Transcribe each line of the records below exactly, excluding any embedded images.

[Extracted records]
** START **
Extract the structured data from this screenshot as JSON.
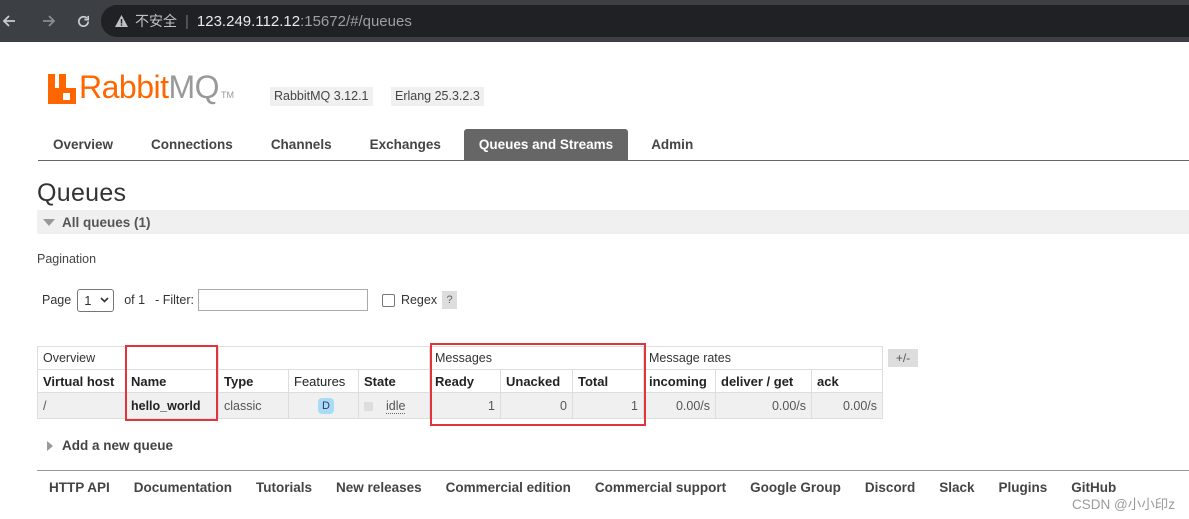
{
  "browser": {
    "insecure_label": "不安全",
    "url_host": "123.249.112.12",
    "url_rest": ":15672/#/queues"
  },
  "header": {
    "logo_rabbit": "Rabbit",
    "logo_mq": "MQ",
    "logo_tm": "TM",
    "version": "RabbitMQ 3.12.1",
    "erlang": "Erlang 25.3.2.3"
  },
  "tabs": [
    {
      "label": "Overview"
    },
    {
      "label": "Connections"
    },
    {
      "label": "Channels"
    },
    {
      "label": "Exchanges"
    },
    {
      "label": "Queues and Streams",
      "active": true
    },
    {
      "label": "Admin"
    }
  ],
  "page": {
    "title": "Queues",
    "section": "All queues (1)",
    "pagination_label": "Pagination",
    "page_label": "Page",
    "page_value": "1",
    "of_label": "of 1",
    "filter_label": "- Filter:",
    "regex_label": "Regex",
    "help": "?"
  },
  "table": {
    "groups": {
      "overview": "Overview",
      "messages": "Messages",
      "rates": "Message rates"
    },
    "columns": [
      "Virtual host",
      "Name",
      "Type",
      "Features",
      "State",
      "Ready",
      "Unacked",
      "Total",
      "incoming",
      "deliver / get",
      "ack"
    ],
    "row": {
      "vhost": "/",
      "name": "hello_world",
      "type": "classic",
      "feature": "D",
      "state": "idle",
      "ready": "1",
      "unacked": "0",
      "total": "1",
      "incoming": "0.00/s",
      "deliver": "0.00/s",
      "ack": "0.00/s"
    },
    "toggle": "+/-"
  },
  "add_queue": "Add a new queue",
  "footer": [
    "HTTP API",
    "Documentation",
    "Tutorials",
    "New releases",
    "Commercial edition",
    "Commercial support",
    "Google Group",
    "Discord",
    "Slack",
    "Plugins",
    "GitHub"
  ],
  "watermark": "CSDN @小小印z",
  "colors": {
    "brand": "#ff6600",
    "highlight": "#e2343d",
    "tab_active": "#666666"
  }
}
** END **
**Exercise output:**
Extract the structured data from this screenshot as JSON.
{
  "browser": {
    "insecure_label": "不安全",
    "url_host": "123.249.112.12",
    "url_rest": ":15672/#/queues"
  },
  "header": {
    "logo_rabbit": "Rabbit",
    "logo_mq": "MQ",
    "logo_tm": "TM",
    "version": "RabbitMQ 3.12.1",
    "erlang": "Erlang 25.3.2.3"
  },
  "tabs": [
    {
      "label": "Overview"
    },
    {
      "label": "Connections"
    },
    {
      "label": "Channels"
    },
    {
      "label": "Exchanges"
    },
    {
      "label": "Queues and Streams",
      "active": true
    },
    {
      "label": "Admin"
    }
  ],
  "page": {
    "title": "Queues",
    "section": "All queues (1)",
    "pagination_label": "Pagination",
    "page_label": "Page",
    "page_value": "1",
    "of_label": "of 1",
    "filter_label": "- Filter:",
    "regex_label": "Regex",
    "help": "?"
  },
  "table": {
    "groups": {
      "overview": "Overview",
      "messages": "Messages",
      "rates": "Message rates"
    },
    "columns": [
      "Virtual host",
      "Name",
      "Type",
      "Features",
      "State",
      "Ready",
      "Unacked",
      "Total",
      "incoming",
      "deliver / get",
      "ack"
    ],
    "row": {
      "vhost": "/",
      "name": "hello_world",
      "type": "classic",
      "feature": "D",
      "state": "idle",
      "ready": "1",
      "unacked": "0",
      "total": "1",
      "incoming": "0.00/s",
      "deliver": "0.00/s",
      "ack": "0.00/s"
    },
    "toggle": "+/-"
  },
  "add_queue": "Add a new queue",
  "footer": [
    "HTTP API",
    "Documentation",
    "Tutorials",
    "New releases",
    "Commercial edition",
    "Commercial support",
    "Google Group",
    "Discord",
    "Slack",
    "Plugins",
    "GitHub"
  ],
  "watermark": "CSDN @小小印z",
  "colors": {
    "brand": "#ff6600",
    "highlight": "#e2343d",
    "tab_active": "#666666"
  }
}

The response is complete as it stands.